▸ **Instructions to follow**:
Search the records for the line with "What's the underlying". Output that line and each line after it, exactly, and stop at the end; omit pictures.

_ _ _

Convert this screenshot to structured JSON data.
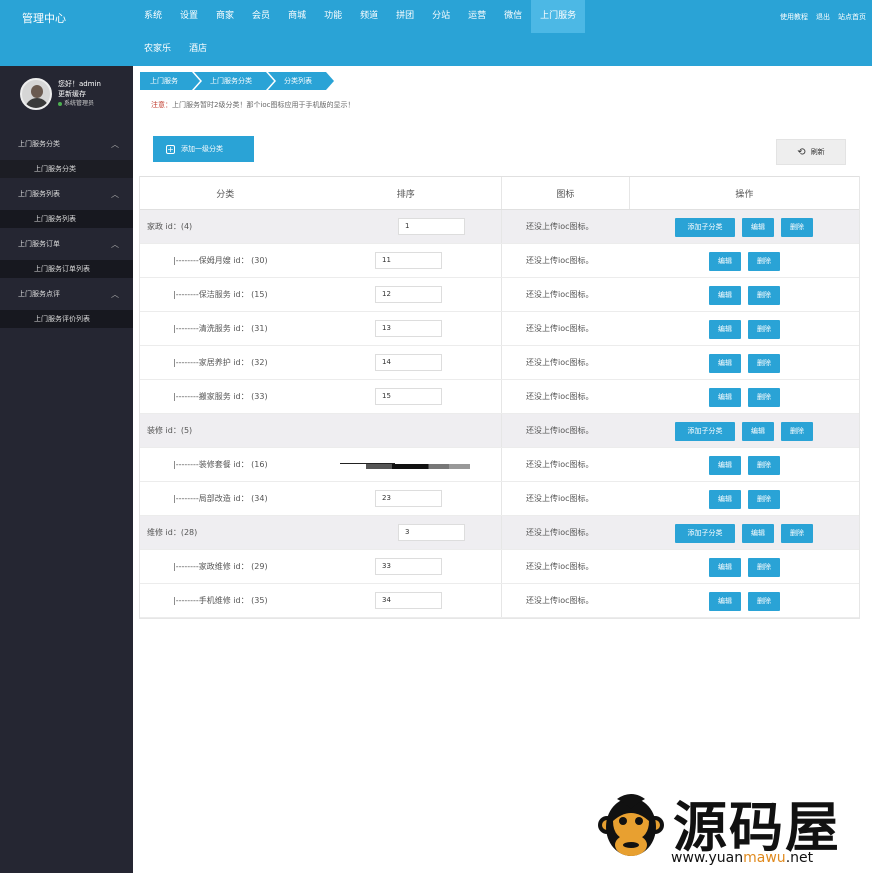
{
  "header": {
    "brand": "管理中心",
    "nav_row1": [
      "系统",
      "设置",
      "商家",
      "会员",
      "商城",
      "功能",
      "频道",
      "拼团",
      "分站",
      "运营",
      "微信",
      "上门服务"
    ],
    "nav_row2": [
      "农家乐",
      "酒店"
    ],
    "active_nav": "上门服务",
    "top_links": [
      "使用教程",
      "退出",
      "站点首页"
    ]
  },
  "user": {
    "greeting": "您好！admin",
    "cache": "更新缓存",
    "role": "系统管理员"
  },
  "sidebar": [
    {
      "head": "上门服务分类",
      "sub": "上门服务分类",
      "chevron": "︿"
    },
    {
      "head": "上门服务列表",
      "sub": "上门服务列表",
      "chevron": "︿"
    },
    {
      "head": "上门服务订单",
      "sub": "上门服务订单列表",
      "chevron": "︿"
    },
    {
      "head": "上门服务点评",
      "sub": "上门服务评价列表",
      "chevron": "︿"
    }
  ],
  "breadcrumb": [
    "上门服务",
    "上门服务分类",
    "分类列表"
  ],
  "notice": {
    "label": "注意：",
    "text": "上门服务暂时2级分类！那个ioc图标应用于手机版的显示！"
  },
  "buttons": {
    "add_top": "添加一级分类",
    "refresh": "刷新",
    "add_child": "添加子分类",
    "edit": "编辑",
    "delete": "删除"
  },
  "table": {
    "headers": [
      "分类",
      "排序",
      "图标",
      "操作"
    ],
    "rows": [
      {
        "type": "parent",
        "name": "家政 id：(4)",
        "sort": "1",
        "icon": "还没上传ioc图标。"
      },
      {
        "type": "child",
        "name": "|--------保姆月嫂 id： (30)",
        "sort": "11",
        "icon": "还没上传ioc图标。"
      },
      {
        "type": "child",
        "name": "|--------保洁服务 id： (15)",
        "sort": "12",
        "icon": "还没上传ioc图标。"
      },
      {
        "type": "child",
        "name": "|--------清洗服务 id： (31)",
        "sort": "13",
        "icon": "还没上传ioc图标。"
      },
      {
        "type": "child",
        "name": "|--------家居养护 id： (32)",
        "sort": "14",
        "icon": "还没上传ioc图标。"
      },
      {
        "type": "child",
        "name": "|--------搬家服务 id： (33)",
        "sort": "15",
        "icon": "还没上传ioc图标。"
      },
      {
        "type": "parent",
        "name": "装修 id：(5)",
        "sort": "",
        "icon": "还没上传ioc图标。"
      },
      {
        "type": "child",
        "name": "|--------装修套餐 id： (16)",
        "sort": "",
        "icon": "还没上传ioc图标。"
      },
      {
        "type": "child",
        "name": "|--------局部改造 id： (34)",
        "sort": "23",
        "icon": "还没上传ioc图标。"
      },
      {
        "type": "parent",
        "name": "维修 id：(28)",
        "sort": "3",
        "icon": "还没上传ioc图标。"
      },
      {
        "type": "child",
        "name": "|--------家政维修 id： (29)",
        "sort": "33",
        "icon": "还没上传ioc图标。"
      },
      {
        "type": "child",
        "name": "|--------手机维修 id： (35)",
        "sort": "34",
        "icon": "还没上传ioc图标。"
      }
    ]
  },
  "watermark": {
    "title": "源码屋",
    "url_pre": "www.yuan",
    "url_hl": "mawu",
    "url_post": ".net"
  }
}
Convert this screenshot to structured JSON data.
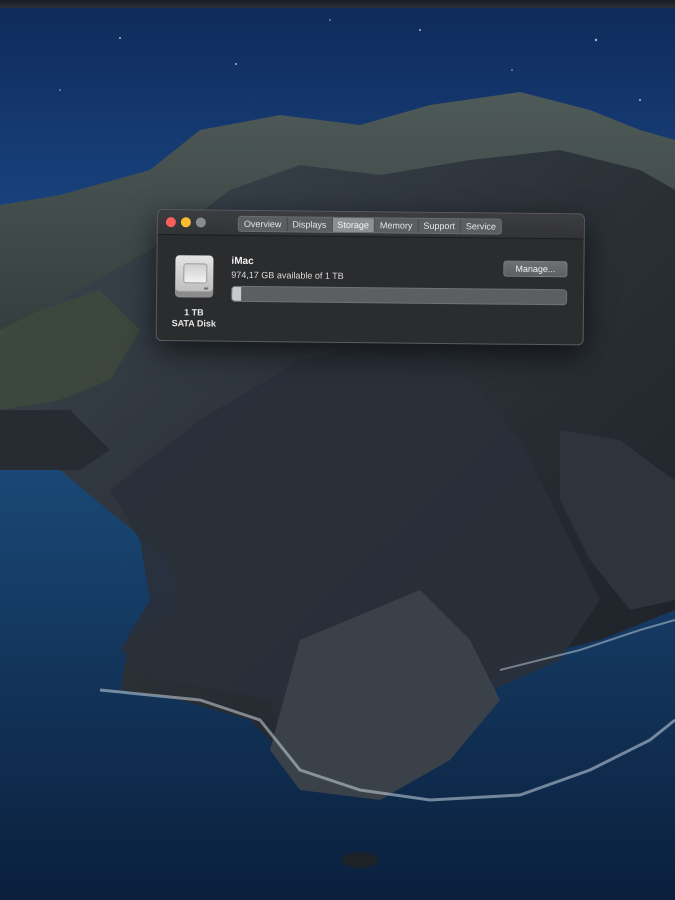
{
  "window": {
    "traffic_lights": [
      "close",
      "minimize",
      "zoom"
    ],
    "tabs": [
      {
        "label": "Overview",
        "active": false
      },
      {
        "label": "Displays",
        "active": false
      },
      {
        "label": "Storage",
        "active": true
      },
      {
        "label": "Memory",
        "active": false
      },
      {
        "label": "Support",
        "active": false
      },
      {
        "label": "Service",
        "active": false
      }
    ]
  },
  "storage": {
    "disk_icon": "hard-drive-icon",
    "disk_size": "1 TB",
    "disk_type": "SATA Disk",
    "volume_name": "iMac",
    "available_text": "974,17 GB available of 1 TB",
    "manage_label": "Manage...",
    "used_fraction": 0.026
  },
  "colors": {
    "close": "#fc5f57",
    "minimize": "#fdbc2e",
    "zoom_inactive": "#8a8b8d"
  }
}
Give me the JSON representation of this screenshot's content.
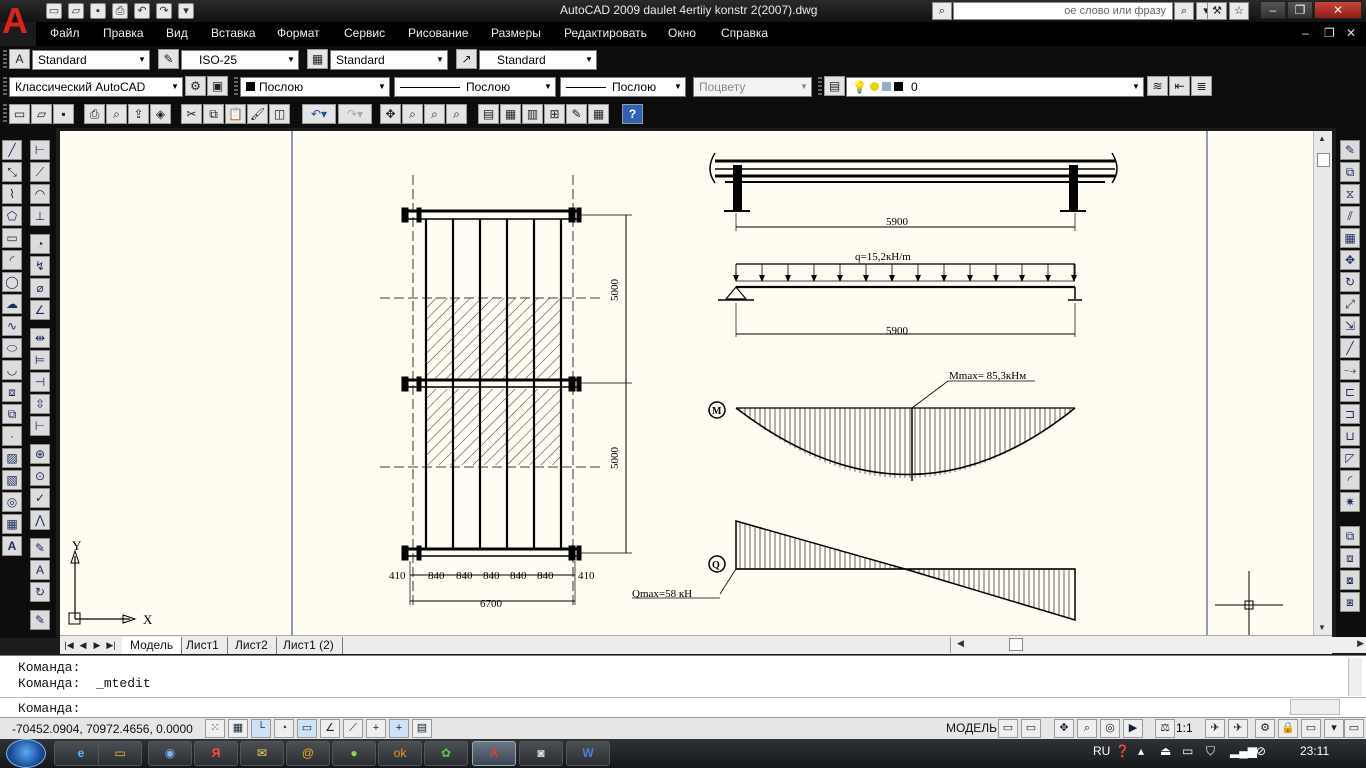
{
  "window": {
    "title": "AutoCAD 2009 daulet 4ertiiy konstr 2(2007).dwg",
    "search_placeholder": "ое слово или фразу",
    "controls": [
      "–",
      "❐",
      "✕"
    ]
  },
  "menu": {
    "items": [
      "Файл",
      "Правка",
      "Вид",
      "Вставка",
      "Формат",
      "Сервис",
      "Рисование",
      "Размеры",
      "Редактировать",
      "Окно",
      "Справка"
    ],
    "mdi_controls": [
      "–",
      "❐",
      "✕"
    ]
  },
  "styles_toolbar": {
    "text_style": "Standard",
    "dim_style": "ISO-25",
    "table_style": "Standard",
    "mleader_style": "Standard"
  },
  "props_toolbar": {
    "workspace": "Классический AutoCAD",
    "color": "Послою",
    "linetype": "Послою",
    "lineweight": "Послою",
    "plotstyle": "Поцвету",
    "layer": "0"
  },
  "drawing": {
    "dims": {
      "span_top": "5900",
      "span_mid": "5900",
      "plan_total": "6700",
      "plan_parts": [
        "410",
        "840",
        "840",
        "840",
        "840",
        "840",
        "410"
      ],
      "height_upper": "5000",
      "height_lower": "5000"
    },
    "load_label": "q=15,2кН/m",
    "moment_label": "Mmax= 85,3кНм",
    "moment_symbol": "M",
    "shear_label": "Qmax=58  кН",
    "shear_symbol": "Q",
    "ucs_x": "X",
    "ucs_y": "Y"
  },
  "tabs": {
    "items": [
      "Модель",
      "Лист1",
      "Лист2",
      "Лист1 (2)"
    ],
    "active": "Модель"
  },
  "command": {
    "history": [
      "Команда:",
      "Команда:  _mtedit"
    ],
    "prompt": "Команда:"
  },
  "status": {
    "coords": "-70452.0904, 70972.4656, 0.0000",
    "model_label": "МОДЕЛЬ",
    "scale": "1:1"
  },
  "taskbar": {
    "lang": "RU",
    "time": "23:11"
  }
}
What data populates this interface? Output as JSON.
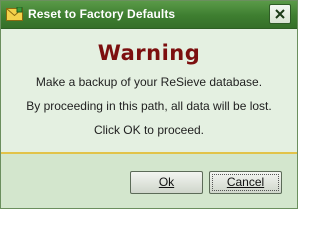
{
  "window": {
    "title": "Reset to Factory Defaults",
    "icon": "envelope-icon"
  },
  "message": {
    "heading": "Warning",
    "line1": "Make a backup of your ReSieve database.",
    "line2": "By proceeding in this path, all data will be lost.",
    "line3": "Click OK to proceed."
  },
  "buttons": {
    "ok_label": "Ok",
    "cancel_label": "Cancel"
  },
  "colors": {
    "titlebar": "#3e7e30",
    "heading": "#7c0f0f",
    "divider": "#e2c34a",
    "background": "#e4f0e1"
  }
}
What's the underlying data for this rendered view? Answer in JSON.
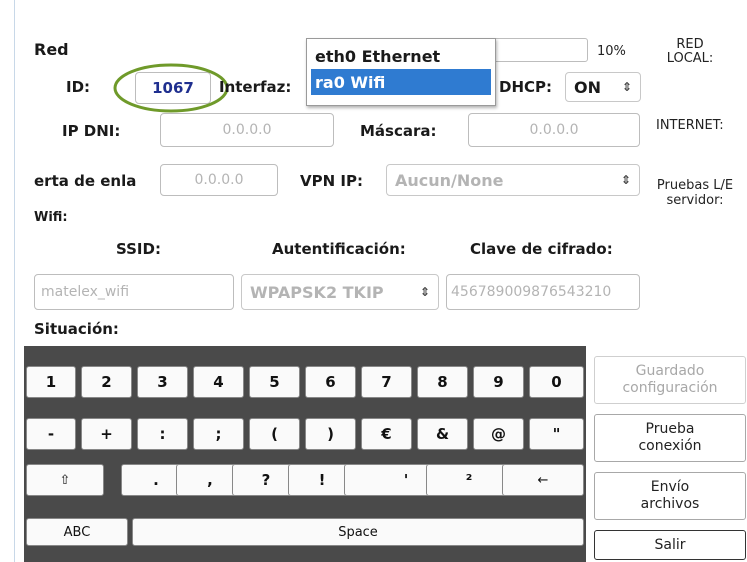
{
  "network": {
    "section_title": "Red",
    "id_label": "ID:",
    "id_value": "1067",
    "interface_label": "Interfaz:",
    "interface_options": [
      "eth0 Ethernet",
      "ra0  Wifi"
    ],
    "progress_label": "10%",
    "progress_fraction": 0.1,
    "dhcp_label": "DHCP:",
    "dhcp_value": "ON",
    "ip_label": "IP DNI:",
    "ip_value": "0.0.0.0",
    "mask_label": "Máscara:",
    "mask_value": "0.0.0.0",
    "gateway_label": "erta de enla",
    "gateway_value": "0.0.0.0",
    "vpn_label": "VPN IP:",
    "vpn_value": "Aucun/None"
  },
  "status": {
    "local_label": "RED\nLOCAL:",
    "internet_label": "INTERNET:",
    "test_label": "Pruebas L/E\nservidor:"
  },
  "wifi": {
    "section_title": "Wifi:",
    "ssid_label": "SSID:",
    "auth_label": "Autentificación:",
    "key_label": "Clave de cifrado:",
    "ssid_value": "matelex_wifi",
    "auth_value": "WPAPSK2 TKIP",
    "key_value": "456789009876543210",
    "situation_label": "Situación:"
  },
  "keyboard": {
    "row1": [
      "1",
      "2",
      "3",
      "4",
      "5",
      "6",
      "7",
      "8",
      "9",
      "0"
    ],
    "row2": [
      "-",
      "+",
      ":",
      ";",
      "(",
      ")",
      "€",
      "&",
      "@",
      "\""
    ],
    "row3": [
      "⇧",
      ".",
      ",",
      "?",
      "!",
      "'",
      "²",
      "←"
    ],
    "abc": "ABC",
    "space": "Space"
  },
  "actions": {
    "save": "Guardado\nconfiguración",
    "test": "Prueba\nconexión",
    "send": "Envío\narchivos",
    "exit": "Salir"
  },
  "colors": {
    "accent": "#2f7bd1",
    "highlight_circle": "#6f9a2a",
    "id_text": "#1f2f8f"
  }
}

_ _ _

▸ **Solution for this problem**:
What's the underlying data for this rendered view? Answer in JSON.
{
  "network": {
    "section_title": "Red",
    "id_label": "ID:",
    "id_value": "1067",
    "interface_label": "Interfaz:",
    "interface_options": [
      "eth0 Ethernet",
      "ra0  Wifi"
    ],
    "progress_label": "10%",
    "progress_fraction": 0.1,
    "dhcp_label": "DHCP:",
    "dhcp_value": "ON",
    "ip_label": "IP DNI:",
    "ip_value": "0.0.0.0",
    "mask_label": "Máscara:",
    "mask_value": "0.0.0.0",
    "gateway_label": "erta de enla",
    "gateway_value": "0.0.0.0",
    "vpn_label": "VPN IP:",
    "vpn_value": "Aucun/None"
  },
  "status": {
    "local_label": "RED\nLOCAL:",
    "internet_label": "INTERNET:",
    "test_label": "Pruebas L/E\nservidor:"
  },
  "wifi": {
    "section_title": "Wifi:",
    "ssid_label": "SSID:",
    "auth_label": "Autentificación:",
    "key_label": "Clave de cifrado:",
    "ssid_value": "matelex_wifi",
    "auth_value": "WPAPSK2 TKIP",
    "key_value": "456789009876543210",
    "situation_label": "Situación:"
  },
  "keyboard": {
    "row1": [
      "1",
      "2",
      "3",
      "4",
      "5",
      "6",
      "7",
      "8",
      "9",
      "0"
    ],
    "row2": [
      "-",
      "+",
      ":",
      ";",
      "(",
      ")",
      "€",
      "&",
      "@",
      "\""
    ],
    "row3": [
      "⇧",
      ".",
      ",",
      "?",
      "!",
      "'",
      "²",
      "←"
    ],
    "abc": "ABC",
    "space": "Space"
  },
  "actions": {
    "save": "Guardado\nconfiguración",
    "test": "Prueba\nconexión",
    "send": "Envío\narchivos",
    "exit": "Salir"
  },
  "colors": {
    "accent": "#2f7bd1",
    "highlight_circle": "#6f9a2a",
    "id_text": "#1f2f8f"
  }
}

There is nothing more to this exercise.